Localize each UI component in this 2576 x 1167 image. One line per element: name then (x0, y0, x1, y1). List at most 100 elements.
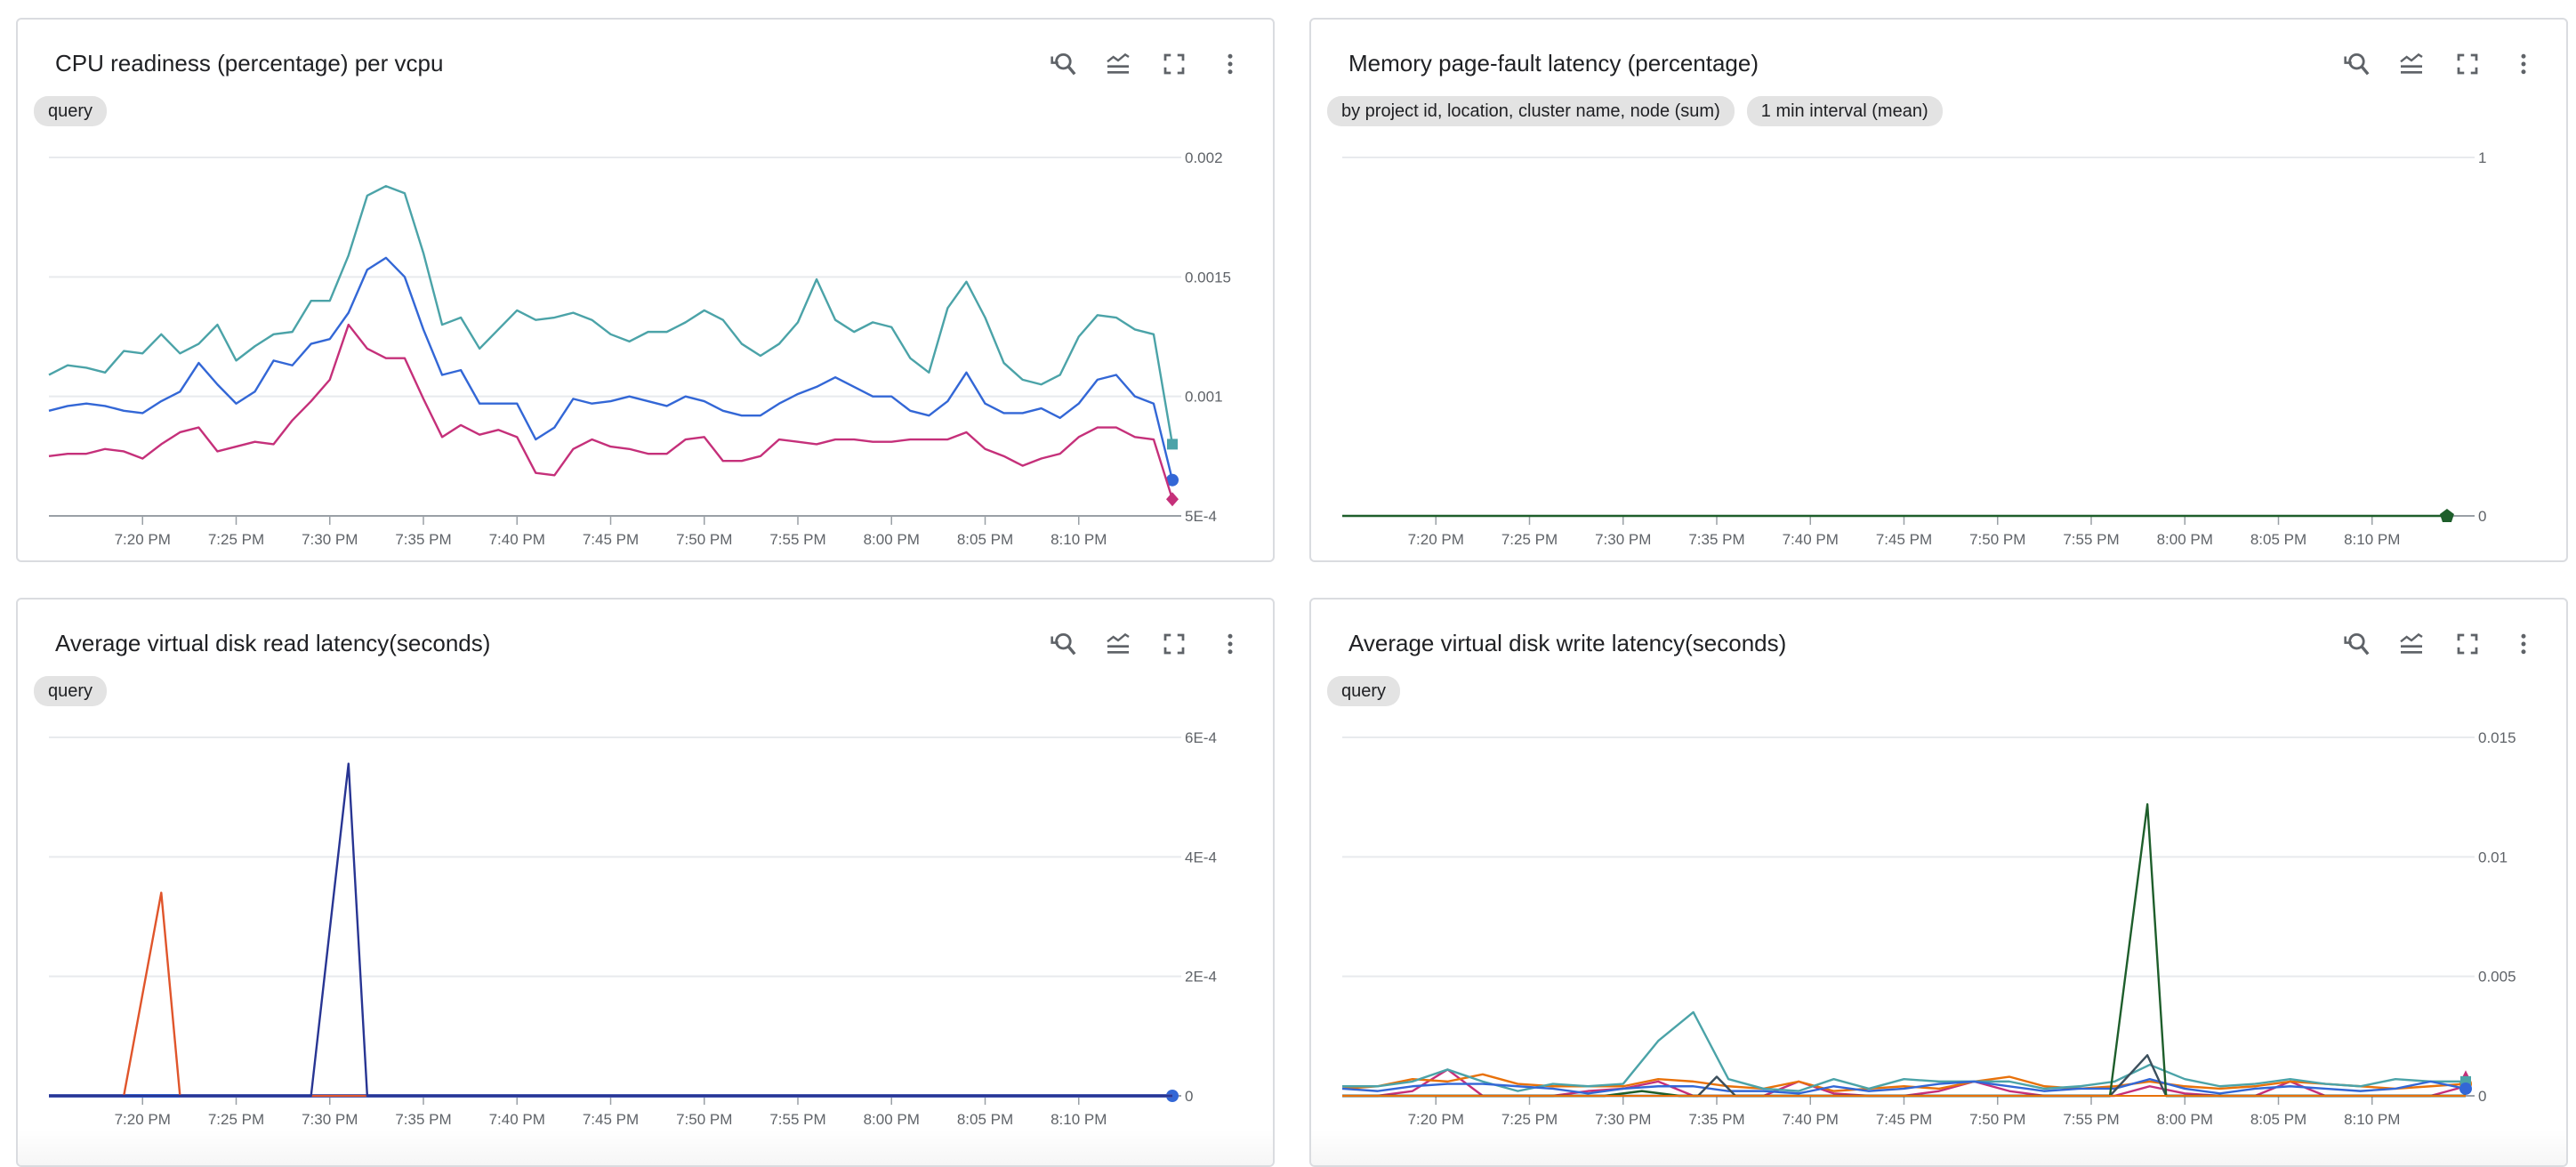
more-vert-icon[interactable] (1212, 46, 1248, 82)
x-tick-label: 7:20 PM (115, 531, 171, 548)
line-chart: 0.015 0.01 0.005 0 7:20 PM 7:25 PM 7:30 PM 7:35… (1341, 729, 2516, 1128)
x-tick-label: 7:35 PM (1688, 1111, 1744, 1128)
x-tick-label: 7:40 PM (1783, 531, 1839, 548)
legend-toggle-icon[interactable] (1100, 46, 1136, 82)
y-tick-label: 0.015 (2478, 729, 2516, 746)
filter-chips: query (1327, 676, 1401, 706)
series-end-marker (1166, 473, 1179, 487)
series-line (48, 185, 1174, 445)
line-chart: 6E-4 4E-4 2E-4 0 7:20 PM 7:25 PM 7:30 PM 7:35 P… (49, 729, 1217, 1128)
x-tick-label: 7:30 PM (302, 531, 358, 548)
x-tick-label: 7:25 PM (208, 1111, 264, 1128)
fullscreen-icon[interactable] (1156, 626, 1192, 662)
x-tick-label: 8:00 PM (864, 1111, 920, 1128)
x-tick-label: 7:25 PM (1501, 1111, 1558, 1128)
reset-zoom-icon[interactable] (1044, 46, 1080, 82)
x-tick-label: 7:25 PM (1501, 531, 1558, 548)
x-tick-label: 8:00 PM (2157, 1111, 2213, 1128)
series-end-marker (1166, 492, 1179, 507)
chart-toolbar (1041, 46, 1254, 82)
x-tick-label: 8:05 PM (957, 1111, 1013, 1128)
more-vert-icon[interactable] (2506, 626, 2541, 662)
x-tick-label: 7:50 PM (676, 1111, 732, 1128)
fullscreen-icon[interactable] (2450, 46, 2485, 82)
y-tick-label: 0.005 (2478, 969, 2516, 986)
fullscreen-icon[interactable] (2450, 626, 2485, 662)
x-tick-label: 7:20 PM (1408, 531, 1464, 548)
x-tick-label: 7:40 PM (1783, 1111, 1839, 1128)
x-tick-label: 7:50 PM (1969, 531, 2025, 548)
x-tick-label: 7:55 PM (769, 531, 825, 548)
x-tick-label: 8:05 PM (2250, 531, 2306, 548)
x-tick-label: 7:55 PM (2063, 531, 2119, 548)
legend-toggle-icon[interactable] (1100, 626, 1136, 662)
x-tick-label: 7:45 PM (1876, 531, 1932, 548)
y-tick-label: 0 (2478, 508, 2486, 525)
chart-toolbar (2334, 46, 2548, 82)
series-line (49, 762, 1172, 1098)
filter-chip[interactable]: by project id, location, cluster name, n… (1327, 96, 1735, 126)
x-tick-label: 7:45 PM (583, 531, 639, 548)
y-tick-label: 1 (2478, 149, 2486, 166)
x-tick-label: 7:20 PM (1408, 1111, 1464, 1128)
x-tick-label: 7:30 PM (302, 1111, 358, 1128)
x-tick-label: 7:35 PM (395, 531, 451, 548)
chart-title: Memory page-fault latency (percentage) (1348, 50, 1759, 76)
chart-toolbar (1041, 626, 1254, 662)
disk-write-latency-panel: Average virtual disk write latency(secon… (1309, 598, 2568, 1167)
series-line (49, 891, 1172, 1098)
fullscreen-icon[interactable] (1156, 46, 1192, 82)
x-tick-label: 7:55 PM (2063, 1111, 2119, 1128)
cpu-readiness-panel: CPU readiness (percentage) per vcpu query… (16, 18, 1275, 562)
filter-chip[interactable]: query (34, 676, 108, 706)
disk-read-latency-panel: Average virtual disk read latency(second… (16, 598, 1275, 1167)
x-tick-label: 7:40 PM (489, 531, 545, 548)
x-tick-label: 7:35 PM (395, 1111, 451, 1128)
x-tick-label: 7:45 PM (583, 1111, 639, 1128)
legend-toggle-icon[interactable] (2394, 626, 2429, 662)
series-end-marker (2459, 1082, 2472, 1095)
chart-title: CPU readiness (percentage) per vcpu (55, 50, 444, 76)
x-tick-label: 7:30 PM (1595, 531, 1651, 548)
series-end-marker (2439, 509, 2454, 522)
series-line (1342, 803, 2466, 1098)
y-tick-label: 0 (2478, 1088, 2486, 1105)
more-vert-icon[interactable] (1212, 626, 1248, 662)
y-tick-label: 0.002 (1185, 149, 1223, 166)
y-tick-label: 6E-4 (1185, 729, 1217, 746)
x-tick-label: 8:00 PM (2157, 531, 2213, 548)
reset-zoom-icon[interactable] (1044, 626, 1080, 662)
y-tick-label: 0.01 (2478, 849, 2508, 865)
x-tick-label: 8:00 PM (864, 531, 920, 548)
y-tick-label: 5E-4 (1185, 508, 1217, 525)
x-tick-label: 8:05 PM (957, 531, 1013, 548)
y-tick-label: 4E-4 (1185, 849, 1217, 865)
x-tick-label: 8:10 PM (1051, 531, 1107, 548)
filter-chip[interactable]: 1 min interval (mean) (1746, 96, 1943, 126)
y-tick-label: 0.0015 (1185, 269, 1231, 286)
more-vert-icon[interactable] (2506, 46, 2541, 82)
y-tick-label: 0.001 (1185, 389, 1223, 406)
y-tick-label: 0 (1185, 1088, 1193, 1105)
x-tick-label: 7:50 PM (676, 531, 732, 548)
x-tick-label: 7:55 PM (769, 1111, 825, 1128)
filter-chips: query (34, 96, 108, 126)
x-tick-label: 7:30 PM (1595, 1111, 1651, 1128)
series-line (1342, 1010, 2466, 1092)
chart-title: Average virtual disk read latency(second… (55, 630, 491, 656)
memory-page-fault-panel: Memory page-fault latency (percentage) by… (1309, 18, 2568, 562)
x-tick-label: 7:35 PM (1688, 531, 1744, 548)
y-tick-label: 2E-4 (1185, 969, 1217, 986)
legend-toggle-icon[interactable] (2394, 46, 2429, 82)
series-line (48, 323, 1174, 500)
filter-chips: query (34, 676, 108, 706)
chart-toolbar (2334, 626, 2548, 662)
filter-chip[interactable]: query (1327, 676, 1401, 706)
reset-zoom-icon[interactable] (2338, 626, 2373, 662)
series-end-marker (1167, 439, 1178, 450)
reset-zoom-icon[interactable] (2338, 46, 2373, 82)
x-tick-label: 7:25 PM (208, 531, 264, 548)
x-tick-label: 8:10 PM (1051, 1111, 1107, 1128)
filter-chip[interactable]: query (34, 96, 108, 126)
x-tick-label: 7:45 PM (1876, 1111, 1932, 1128)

== == ==

## [简短习题]
把以上全部材料重新写出，将其中每处“chart-toolbar”改为“chart-controls”，其余一律不变；答案中略去图片。

## [本题解答]
Localize each UI component in this 2576 x 1167 image. One line per element: name then (x0, y0, x1, y1). List at most 100 elements.
more-vert-icon[interactable] (1212, 46, 1248, 82)
x-tick-label: 7:20 PM (115, 531, 171, 548)
line-chart: 0.015 0.01 0.005 0 7:20 PM 7:25 PM 7:30 PM 7:35… (1341, 729, 2516, 1128)
x-tick-label: 7:35 PM (1688, 1111, 1744, 1128)
x-tick-label: 7:40 PM (1783, 531, 1839, 548)
legend-toggle-icon[interactable] (1100, 46, 1136, 82)
y-tick-label: 0.015 (2478, 729, 2516, 746)
filter-chips: query (1327, 676, 1401, 706)
series-end-marker (1166, 473, 1179, 487)
series-line (48, 185, 1174, 445)
line-chart: 6E-4 4E-4 2E-4 0 7:20 PM 7:25 PM 7:30 PM 7:35 P… (49, 729, 1217, 1128)
x-tick-label: 7:30 PM (302, 531, 358, 548)
x-tick-label: 7:25 PM (208, 1111, 264, 1128)
fullscreen-icon[interactable] (1156, 626, 1192, 662)
x-tick-label: 8:00 PM (864, 1111, 920, 1128)
x-tick-label: 7:25 PM (1501, 1111, 1558, 1128)
reset-zoom-icon[interactable] (1044, 46, 1080, 82)
x-tick-label: 7:25 PM (1501, 531, 1558, 548)
x-tick-label: 8:00 PM (2157, 1111, 2213, 1128)
series-end-marker (1166, 492, 1179, 507)
chart-controls (1041, 46, 1254, 82)
x-tick-label: 8:05 PM (957, 1111, 1013, 1128)
more-vert-icon[interactable] (2506, 626, 2541, 662)
x-tick-label: 7:50 PM (676, 1111, 732, 1128)
fullscreen-icon[interactable] (2450, 46, 2485, 82)
y-tick-label: 0.005 (2478, 969, 2516, 986)
fullscreen-icon[interactable] (2450, 626, 2485, 662)
x-tick-label: 7:20 PM (1408, 531, 1464, 548)
x-tick-label: 7:40 PM (1783, 1111, 1839, 1128)
x-tick-label: 7:50 PM (1969, 531, 2025, 548)
x-tick-label: 7:55 PM (769, 531, 825, 548)
x-tick-label: 8:05 PM (2250, 531, 2306, 548)
x-tick-label: 7:55 PM (2063, 531, 2119, 548)
legend-toggle-icon[interactable] (1100, 626, 1136, 662)
x-tick-label: 7:45 PM (1876, 531, 1932, 548)
y-tick-label: 0 (2478, 508, 2486, 525)
chart-controls (2334, 46, 2548, 82)
series-line (49, 762, 1172, 1098)
filter-chip[interactable]: by project id, location, cluster name, n… (1327, 96, 1735, 126)
x-tick-label: 7:45 PM (583, 531, 639, 548)
y-tick-label: 1 (2478, 149, 2486, 166)
x-tick-label: 7:20 PM (1408, 1111, 1464, 1128)
x-tick-label: 7:30 PM (302, 1111, 358, 1128)
x-tick-label: 7:35 PM (395, 531, 451, 548)
chart-title: Memory page-fault latency (percentage) (1348, 50, 1759, 76)
chart-controls (1041, 626, 1254, 662)
disk-write-latency-panel: Average virtual disk write latency(secon… (1309, 598, 2568, 1167)
series-line (49, 891, 1172, 1098)
fullscreen-icon[interactable] (1156, 46, 1192, 82)
x-tick-label: 7:55 PM (2063, 1111, 2119, 1128)
cpu-readiness-panel: CPU readiness (percentage) per vcpu query… (16, 18, 1275, 562)
filter-chip[interactable]: query (34, 676, 108, 706)
disk-read-latency-panel: Average virtual disk read latency(second… (16, 598, 1275, 1167)
x-tick-label: 7:40 PM (489, 531, 545, 548)
x-tick-label: 7:35 PM (395, 1111, 451, 1128)
x-tick-label: 7:45 PM (583, 1111, 639, 1128)
legend-toggle-icon[interactable] (2394, 626, 2429, 662)
series-end-marker (2459, 1082, 2472, 1095)
chart-title: CPU readiness (percentage) per vcpu (55, 50, 444, 76)
x-tick-label: 7:30 PM (1595, 531, 1651, 548)
series-end-marker (2439, 509, 2454, 522)
series-line (1342, 803, 2466, 1098)
y-tick-label: 0 (2478, 1088, 2486, 1105)
more-vert-icon[interactable] (1212, 626, 1248, 662)
y-tick-label: 0.002 (1185, 149, 1223, 166)
y-tick-label: 6E-4 (1185, 729, 1217, 746)
x-tick-label: 8:00 PM (2157, 531, 2213, 548)
reset-zoom-icon[interactable] (1044, 626, 1080, 662)
y-tick-label: 0.01 (2478, 849, 2508, 865)
x-tick-label: 8:00 PM (864, 531, 920, 548)
y-tick-label: 5E-4 (1185, 508, 1217, 525)
x-tick-label: 8:05 PM (957, 531, 1013, 548)
y-tick-label: 4E-4 (1185, 849, 1217, 865)
x-tick-label: 8:10 PM (1051, 531, 1107, 548)
filter-chip[interactable]: 1 min interval (mean) (1746, 96, 1943, 126)
y-tick-label: 0.0015 (1185, 269, 1231, 286)
more-vert-icon[interactable] (2506, 46, 2541, 82)
y-tick-label: 0.001 (1185, 389, 1223, 406)
y-tick-label: 0 (1185, 1088, 1193, 1105)
x-tick-label: 7:50 PM (676, 531, 732, 548)
x-tick-label: 7:55 PM (769, 1111, 825, 1128)
filter-chips: query (34, 96, 108, 126)
x-tick-label: 7:30 PM (1595, 1111, 1651, 1128)
series-line (1342, 1010, 2466, 1092)
chart-title: Average virtual disk read latency(second… (55, 630, 491, 656)
memory-page-fault-panel: Memory page-fault latency (percentage) by… (1309, 18, 2568, 562)
x-tick-label: 7:35 PM (1688, 531, 1744, 548)
y-tick-label: 2E-4 (1185, 969, 1217, 986)
legend-toggle-icon[interactable] (2394, 46, 2429, 82)
series-line (48, 323, 1174, 500)
filter-chips: query (34, 676, 108, 706)
chart-controls (2334, 626, 2548, 662)
filter-chip[interactable]: query (1327, 676, 1401, 706)
reset-zoom-icon[interactable] (2338, 626, 2373, 662)
series-end-marker (1167, 439, 1178, 450)
reset-zoom-icon[interactable] (2338, 46, 2373, 82)
x-tick-label: 7:25 PM (208, 531, 264, 548)
x-tick-label: 8:10 PM (1051, 1111, 1107, 1128)
filter-chip[interactable]: query (34, 96, 108, 126)
x-tick-label: 7:45 PM (1876, 1111, 1932, 1128)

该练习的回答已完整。